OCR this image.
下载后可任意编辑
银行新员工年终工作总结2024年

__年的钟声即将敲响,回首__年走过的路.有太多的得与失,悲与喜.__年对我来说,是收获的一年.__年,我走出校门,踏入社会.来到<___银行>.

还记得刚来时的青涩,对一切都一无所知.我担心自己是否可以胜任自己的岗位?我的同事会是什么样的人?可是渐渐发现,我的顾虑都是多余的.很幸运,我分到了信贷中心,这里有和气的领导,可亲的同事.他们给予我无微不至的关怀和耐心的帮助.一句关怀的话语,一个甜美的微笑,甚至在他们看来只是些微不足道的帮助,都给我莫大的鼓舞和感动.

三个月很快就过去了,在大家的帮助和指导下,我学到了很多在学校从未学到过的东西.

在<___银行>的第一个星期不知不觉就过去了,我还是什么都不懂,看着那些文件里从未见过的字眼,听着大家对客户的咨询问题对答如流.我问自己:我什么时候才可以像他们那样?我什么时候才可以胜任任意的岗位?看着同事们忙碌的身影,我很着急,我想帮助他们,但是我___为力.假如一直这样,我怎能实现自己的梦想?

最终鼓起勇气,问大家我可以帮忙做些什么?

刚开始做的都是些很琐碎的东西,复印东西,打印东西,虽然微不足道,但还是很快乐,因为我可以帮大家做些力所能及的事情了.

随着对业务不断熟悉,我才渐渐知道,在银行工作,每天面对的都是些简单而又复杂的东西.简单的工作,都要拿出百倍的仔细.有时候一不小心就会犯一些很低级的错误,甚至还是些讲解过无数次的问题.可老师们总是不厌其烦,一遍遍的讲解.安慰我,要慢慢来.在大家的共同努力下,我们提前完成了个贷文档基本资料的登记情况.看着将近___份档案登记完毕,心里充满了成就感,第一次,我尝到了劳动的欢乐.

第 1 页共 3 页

- - - - - - -

WORK TO COMPLETE> Write out the full listing, keeping every line exactly as it is.

THE REPLY>
OCR this image.
下载后可任意编辑
银行新员工年终工作总结2024年

__年的钟声即将敲响,回首__年走过的路.有太多的得与失,悲与喜.__年对我来说,是收获的一年.__年,我走出校门,踏入社会.来到<___银行>.

还记得刚来时的青涩,对一切都一无所知.我担心自己是否可以胜任自己的岗位?我的同事会是什么样的人?可是渐渐发现,我的顾虑都是多余的.很幸运,我分到了信贷中心,这里有和气的领导,可亲的同事.他们给予我无微不至的关怀和耐心的帮助.一句关怀的话语,一个甜美的微笑,甚至在他们看来只是些微不足道的帮助,都给我莫大的鼓舞和感动.

三个月很快就过去了,在大家的帮助和指导下,我学到了很多在学校从未学到过的东西.

在<___银行>的第一个星期不知不觉就过去了,我还是什么都不懂,看着那些文件里从未见过的字眼,听着大家对客户的咨询问题对答如流.我问自己:我什么时候才可以像他们那样?我什么时候才可以胜任任意的岗位?看着同事们忙碌的身影,我很着急,我想帮助他们,但是我___为力.假如一直这样,我怎能实现自己的梦想?

最终鼓起勇气,问大家我可以帮忙做些什么?

刚开始做的都是些很琐碎的东西,复印东西,打印东西,虽然微不足道,但还是很快乐,因为我可以帮大家做些力所能及的事情了.

随着对业务不断熟悉,我才渐渐知道,在银行工作,每天面对的都是些简单而又复杂的东西.简单的工作,都要拿出百倍的仔细.有时候一不小心就会犯一些很低级的错误,甚至还是些讲解过无数次的问题.可老师们总是不厌其烦,一遍遍的讲解.安慰我,要慢慢来.在大家的共同努力下,我们提前完成了个贷文档基本资料的登记情况.看着将近___份档案登记完毕,心里充满了成就感,第一次,我尝到了劳动的欢乐.

第 1 页共 3 页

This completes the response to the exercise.